* Data supplied *
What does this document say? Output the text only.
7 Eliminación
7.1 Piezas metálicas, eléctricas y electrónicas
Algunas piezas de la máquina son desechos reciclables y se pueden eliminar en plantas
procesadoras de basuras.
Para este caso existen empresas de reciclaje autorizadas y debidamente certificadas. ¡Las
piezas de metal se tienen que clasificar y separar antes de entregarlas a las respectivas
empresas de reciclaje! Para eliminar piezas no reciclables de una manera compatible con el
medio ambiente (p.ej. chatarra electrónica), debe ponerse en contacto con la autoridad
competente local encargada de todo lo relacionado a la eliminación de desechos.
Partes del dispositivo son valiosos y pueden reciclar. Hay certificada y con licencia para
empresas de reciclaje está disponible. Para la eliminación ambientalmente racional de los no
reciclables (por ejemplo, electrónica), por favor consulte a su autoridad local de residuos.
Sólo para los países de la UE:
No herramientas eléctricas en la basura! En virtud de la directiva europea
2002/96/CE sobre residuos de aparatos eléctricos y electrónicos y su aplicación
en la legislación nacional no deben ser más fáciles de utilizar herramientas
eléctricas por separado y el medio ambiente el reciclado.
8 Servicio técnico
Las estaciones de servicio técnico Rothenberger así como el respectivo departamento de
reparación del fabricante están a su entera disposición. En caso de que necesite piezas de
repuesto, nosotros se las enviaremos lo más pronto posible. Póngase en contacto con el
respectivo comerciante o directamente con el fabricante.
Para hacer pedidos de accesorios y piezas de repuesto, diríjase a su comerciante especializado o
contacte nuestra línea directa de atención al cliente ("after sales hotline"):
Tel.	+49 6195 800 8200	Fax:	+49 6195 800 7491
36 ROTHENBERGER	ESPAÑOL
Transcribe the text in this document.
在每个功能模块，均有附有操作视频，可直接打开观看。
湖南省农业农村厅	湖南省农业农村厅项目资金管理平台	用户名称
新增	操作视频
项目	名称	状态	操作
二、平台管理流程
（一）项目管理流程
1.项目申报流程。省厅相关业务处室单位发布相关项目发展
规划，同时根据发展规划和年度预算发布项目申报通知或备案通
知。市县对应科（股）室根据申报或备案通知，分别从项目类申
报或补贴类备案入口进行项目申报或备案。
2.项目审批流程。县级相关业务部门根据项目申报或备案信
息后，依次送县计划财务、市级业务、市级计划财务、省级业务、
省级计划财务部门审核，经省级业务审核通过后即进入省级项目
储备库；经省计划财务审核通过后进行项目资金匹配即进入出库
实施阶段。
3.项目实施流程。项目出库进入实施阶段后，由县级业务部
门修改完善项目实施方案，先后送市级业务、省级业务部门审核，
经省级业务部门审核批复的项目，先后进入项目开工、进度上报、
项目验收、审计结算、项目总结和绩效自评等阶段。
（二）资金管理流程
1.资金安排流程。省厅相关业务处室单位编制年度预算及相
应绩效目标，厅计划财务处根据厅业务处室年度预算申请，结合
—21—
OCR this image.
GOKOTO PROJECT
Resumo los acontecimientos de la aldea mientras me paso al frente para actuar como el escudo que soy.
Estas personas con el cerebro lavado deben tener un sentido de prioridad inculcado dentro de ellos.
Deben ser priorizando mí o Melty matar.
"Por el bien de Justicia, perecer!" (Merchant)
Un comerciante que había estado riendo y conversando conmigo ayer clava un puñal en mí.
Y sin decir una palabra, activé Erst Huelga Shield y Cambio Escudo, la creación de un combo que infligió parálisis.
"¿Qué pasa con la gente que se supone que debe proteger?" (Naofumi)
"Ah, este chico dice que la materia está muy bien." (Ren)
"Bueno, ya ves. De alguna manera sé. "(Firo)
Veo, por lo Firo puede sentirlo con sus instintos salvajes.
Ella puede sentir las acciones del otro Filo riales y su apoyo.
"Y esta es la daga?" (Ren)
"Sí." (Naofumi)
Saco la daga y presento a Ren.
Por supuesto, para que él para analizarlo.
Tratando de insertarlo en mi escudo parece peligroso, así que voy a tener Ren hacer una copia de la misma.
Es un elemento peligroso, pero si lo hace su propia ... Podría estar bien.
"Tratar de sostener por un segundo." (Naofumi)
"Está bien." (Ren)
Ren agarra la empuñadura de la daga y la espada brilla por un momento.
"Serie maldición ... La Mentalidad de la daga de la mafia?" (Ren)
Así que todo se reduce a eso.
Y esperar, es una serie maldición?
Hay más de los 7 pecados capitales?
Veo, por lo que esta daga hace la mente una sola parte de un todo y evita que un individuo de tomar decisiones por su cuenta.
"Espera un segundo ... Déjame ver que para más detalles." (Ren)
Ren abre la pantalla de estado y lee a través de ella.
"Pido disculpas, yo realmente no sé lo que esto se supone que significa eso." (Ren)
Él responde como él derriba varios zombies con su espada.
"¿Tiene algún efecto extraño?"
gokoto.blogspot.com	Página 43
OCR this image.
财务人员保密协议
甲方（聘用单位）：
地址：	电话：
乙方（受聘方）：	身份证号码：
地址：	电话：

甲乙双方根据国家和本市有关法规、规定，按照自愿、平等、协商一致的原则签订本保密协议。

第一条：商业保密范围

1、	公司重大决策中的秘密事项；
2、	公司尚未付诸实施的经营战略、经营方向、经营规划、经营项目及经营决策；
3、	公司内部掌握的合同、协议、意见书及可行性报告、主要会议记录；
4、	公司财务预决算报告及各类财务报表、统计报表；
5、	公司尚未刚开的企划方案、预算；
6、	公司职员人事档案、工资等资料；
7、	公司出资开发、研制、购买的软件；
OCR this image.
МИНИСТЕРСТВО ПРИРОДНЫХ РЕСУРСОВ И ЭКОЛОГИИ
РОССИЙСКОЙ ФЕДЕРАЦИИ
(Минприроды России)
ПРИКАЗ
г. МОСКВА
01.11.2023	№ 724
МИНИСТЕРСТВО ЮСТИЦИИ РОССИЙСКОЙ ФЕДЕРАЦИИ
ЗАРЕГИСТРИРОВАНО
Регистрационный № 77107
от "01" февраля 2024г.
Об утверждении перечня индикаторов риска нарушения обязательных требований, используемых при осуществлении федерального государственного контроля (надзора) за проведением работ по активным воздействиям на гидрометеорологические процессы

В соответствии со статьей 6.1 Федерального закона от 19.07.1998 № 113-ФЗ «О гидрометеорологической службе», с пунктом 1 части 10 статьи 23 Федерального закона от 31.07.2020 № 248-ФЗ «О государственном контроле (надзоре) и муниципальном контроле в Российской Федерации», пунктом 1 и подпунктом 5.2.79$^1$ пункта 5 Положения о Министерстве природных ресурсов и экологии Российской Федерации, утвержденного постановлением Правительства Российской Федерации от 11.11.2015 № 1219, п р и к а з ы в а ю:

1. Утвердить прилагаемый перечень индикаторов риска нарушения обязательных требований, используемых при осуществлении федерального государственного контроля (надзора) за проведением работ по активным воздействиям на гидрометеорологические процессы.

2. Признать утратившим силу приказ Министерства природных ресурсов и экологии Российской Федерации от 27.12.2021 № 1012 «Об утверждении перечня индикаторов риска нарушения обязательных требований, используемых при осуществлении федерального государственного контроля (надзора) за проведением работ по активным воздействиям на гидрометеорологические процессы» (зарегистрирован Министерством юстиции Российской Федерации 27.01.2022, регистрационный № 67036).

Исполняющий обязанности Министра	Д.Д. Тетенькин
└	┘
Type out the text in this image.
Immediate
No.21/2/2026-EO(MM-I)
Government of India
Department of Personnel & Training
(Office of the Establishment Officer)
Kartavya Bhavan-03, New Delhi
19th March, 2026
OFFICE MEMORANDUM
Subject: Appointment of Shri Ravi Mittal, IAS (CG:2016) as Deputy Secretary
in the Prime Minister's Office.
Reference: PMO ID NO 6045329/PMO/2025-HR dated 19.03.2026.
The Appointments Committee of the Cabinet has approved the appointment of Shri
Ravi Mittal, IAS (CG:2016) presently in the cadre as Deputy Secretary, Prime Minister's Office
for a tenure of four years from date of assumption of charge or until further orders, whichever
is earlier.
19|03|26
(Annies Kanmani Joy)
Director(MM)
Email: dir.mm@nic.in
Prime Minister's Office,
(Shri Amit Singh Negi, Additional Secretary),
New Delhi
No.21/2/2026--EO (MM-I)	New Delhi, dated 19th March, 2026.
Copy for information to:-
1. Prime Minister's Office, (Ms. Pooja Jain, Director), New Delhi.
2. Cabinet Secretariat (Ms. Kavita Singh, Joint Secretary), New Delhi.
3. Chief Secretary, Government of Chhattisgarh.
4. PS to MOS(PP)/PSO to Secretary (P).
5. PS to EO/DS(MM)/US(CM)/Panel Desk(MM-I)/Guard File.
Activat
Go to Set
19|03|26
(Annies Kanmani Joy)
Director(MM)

* Written task *
Read through the lines above and collect those that contain the string "reciclaje".

* Answer below *
Para este caso existen empresas de reciclaje autorizadas y debidamente certificadas. ¡Las
empresas de reciclaje! Para eliminar piezas no reciclables de una manera compatible con el
empresas de reciclaje está disponible. Para la eliminación ambientalmente racional de los no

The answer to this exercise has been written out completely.